*** Data section
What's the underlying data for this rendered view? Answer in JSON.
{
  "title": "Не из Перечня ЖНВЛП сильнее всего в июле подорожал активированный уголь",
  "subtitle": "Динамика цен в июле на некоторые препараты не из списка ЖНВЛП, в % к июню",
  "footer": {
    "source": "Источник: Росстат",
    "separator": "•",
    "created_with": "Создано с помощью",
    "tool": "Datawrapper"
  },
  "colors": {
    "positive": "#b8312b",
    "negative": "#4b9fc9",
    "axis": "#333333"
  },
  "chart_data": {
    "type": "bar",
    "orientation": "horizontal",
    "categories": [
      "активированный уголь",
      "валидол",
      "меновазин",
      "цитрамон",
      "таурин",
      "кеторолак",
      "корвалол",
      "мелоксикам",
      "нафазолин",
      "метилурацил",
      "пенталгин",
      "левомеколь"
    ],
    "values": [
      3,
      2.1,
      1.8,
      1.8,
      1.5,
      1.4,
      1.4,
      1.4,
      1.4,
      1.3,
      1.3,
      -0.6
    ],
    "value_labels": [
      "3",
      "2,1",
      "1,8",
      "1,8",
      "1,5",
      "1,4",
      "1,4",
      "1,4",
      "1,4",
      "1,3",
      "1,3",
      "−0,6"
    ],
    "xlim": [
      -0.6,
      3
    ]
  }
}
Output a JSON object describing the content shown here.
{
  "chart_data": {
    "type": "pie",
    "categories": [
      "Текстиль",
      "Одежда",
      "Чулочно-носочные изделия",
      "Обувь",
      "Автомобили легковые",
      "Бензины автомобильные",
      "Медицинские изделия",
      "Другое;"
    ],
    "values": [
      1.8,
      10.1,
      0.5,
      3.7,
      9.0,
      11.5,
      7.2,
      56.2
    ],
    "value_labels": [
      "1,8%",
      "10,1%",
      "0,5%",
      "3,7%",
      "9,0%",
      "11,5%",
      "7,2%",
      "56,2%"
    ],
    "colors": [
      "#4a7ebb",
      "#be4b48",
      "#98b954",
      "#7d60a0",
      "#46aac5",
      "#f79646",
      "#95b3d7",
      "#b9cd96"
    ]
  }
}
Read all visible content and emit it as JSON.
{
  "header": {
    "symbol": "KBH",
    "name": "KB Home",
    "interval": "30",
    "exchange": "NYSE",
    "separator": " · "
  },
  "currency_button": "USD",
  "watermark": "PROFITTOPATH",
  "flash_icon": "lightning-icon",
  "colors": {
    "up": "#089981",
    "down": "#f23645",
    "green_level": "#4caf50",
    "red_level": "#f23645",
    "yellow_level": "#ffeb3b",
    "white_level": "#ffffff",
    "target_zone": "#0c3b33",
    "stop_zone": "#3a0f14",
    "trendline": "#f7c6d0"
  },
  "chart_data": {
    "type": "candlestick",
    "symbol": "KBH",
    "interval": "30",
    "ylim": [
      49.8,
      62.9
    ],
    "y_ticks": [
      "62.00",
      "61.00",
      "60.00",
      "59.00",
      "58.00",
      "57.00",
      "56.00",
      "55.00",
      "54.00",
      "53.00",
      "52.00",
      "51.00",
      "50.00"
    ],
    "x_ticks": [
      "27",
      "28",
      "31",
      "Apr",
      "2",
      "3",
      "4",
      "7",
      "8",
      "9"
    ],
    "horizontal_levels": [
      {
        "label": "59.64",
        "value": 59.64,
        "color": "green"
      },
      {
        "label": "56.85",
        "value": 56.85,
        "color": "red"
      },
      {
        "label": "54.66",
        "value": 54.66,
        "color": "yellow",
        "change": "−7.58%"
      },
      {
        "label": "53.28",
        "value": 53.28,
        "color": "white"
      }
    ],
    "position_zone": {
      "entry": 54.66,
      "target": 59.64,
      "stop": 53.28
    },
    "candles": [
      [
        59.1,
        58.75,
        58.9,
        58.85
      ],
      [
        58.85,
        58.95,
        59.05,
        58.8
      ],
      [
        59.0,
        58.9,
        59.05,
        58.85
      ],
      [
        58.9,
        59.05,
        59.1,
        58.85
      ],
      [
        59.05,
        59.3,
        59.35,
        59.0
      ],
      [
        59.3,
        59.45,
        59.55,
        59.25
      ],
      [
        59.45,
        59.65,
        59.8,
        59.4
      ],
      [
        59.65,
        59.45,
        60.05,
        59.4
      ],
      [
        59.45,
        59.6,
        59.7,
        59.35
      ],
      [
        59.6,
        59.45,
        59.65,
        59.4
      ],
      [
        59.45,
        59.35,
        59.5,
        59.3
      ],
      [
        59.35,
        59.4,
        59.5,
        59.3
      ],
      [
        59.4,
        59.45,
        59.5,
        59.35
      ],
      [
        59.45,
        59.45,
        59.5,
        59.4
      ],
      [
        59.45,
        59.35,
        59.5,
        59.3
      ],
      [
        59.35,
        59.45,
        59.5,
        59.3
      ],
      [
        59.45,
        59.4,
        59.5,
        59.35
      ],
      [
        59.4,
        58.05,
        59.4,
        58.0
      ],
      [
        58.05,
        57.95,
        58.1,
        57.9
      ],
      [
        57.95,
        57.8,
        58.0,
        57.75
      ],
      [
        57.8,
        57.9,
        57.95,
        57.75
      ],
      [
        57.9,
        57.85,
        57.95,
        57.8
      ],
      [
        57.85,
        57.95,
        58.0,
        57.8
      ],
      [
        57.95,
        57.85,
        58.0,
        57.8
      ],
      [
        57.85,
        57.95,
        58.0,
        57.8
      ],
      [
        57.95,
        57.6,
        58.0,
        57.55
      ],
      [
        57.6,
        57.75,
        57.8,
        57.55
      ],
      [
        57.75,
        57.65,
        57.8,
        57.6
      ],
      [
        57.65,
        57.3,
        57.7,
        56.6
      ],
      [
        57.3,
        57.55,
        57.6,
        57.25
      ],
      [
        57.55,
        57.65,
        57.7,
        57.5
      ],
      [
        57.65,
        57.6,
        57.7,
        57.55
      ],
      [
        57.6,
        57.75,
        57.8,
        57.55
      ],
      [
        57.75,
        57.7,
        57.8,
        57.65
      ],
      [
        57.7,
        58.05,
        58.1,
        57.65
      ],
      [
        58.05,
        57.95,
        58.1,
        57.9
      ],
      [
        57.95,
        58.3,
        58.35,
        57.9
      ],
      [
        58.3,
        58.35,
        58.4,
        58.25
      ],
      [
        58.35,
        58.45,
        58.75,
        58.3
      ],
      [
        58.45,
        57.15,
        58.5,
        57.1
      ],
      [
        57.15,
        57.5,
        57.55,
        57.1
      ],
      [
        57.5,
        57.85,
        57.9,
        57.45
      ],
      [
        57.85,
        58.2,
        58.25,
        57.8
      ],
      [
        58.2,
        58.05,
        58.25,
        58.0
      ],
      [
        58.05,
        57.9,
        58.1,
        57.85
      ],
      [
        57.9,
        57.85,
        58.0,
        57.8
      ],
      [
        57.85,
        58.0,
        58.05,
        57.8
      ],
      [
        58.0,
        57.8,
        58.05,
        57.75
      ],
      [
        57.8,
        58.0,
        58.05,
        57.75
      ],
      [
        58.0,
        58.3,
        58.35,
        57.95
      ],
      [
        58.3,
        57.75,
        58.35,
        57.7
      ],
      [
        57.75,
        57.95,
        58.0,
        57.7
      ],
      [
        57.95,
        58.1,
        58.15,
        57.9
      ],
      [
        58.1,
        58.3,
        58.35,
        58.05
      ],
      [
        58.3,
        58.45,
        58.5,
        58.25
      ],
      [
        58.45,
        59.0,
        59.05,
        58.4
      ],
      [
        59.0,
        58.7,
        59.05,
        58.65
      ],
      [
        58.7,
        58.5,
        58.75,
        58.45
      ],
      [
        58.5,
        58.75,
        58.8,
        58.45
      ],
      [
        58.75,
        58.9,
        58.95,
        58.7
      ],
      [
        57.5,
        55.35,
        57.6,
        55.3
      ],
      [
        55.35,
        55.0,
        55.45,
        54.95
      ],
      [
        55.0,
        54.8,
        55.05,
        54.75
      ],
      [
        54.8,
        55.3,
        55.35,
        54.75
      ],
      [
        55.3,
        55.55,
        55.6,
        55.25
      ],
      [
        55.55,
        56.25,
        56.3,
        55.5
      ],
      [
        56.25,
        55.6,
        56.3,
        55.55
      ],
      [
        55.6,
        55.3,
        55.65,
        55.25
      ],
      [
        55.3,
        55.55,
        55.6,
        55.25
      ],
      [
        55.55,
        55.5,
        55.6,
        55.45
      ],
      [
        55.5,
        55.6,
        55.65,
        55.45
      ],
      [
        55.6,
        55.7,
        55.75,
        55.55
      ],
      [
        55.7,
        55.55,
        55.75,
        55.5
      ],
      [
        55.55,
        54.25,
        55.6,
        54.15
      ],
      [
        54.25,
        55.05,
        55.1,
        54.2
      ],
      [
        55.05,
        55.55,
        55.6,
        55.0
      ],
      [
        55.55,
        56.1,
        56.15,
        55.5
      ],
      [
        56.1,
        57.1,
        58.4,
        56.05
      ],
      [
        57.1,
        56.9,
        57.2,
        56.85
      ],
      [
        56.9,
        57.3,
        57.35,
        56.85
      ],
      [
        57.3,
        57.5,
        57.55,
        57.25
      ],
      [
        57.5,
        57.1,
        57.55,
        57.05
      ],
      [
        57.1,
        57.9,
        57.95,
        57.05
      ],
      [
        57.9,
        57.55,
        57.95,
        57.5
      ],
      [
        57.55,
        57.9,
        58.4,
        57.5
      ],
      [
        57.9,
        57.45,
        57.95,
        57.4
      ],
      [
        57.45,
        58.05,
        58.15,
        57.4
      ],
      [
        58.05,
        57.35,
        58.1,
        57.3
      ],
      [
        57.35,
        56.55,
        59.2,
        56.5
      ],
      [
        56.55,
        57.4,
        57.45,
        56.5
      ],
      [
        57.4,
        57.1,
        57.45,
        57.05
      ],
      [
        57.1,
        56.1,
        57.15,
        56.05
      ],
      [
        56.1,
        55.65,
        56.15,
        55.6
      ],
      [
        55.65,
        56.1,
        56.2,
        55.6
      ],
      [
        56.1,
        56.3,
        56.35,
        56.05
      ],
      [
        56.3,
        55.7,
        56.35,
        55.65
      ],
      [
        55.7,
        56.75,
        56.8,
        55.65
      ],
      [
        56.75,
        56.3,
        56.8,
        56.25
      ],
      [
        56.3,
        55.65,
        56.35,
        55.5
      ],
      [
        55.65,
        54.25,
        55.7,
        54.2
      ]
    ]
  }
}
******
■ **Problem to work on**: Gather from the data above every line with the string "JSON".

■ **Correct output**:
What's the underlying data for this rendered view? Answer in JSON.
Output a JSON object describing the content shown here.
Read all visible content and emit it as JSON.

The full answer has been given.